Scan the listing below. Report each line that includes "someone".

[Start of Supplied data]

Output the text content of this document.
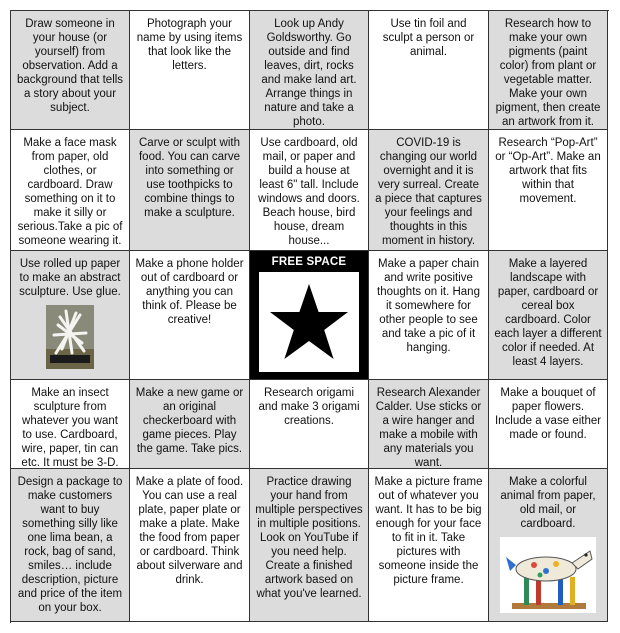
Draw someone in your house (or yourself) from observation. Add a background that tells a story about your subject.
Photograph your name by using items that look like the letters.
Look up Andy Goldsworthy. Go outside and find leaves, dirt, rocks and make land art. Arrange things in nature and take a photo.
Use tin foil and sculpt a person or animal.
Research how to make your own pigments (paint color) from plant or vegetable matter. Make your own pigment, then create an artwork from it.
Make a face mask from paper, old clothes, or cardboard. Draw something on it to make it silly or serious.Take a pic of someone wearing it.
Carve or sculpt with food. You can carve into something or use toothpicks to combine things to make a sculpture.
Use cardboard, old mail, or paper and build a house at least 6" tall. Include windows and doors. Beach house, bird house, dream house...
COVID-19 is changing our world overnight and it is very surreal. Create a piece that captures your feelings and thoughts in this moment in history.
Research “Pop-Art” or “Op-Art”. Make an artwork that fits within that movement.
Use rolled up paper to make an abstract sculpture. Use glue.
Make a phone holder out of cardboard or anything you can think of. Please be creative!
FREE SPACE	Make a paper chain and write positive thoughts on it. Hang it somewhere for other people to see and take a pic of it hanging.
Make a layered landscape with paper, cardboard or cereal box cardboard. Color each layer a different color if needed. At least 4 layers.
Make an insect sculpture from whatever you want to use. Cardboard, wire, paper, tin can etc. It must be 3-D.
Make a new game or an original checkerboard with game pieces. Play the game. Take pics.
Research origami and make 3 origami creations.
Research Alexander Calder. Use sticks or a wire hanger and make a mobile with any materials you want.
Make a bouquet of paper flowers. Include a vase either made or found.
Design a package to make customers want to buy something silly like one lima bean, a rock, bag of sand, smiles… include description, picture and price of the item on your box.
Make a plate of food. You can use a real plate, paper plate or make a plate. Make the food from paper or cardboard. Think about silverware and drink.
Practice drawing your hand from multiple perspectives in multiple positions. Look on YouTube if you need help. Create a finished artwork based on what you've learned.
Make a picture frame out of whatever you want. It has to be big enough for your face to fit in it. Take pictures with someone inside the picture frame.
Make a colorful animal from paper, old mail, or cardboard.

[End of Supplied data]
[Start of Supplied data]

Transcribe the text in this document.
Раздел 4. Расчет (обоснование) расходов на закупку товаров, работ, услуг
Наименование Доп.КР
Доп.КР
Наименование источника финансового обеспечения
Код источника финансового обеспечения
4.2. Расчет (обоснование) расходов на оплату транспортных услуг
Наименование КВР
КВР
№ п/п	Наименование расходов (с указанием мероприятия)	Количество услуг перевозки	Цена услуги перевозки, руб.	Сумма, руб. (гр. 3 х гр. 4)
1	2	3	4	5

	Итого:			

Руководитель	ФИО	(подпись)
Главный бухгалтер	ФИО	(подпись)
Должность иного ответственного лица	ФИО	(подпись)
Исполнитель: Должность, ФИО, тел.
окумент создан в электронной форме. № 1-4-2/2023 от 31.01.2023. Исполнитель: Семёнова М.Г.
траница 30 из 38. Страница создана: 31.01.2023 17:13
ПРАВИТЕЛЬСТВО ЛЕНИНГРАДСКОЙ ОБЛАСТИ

[End of Supplied data]

Solution:
Draw someone in your house (or yourself) from observation. Add a background that tells a story about your subject.
Make a face mask from paper, old clothes, or cardboard. Draw something on it to make it silly or serious.Take a pic of someone wearing it.
Make a picture frame out of whatever you want. It has to be big enough for your face to fit in it. Take pictures with someone inside the picture frame.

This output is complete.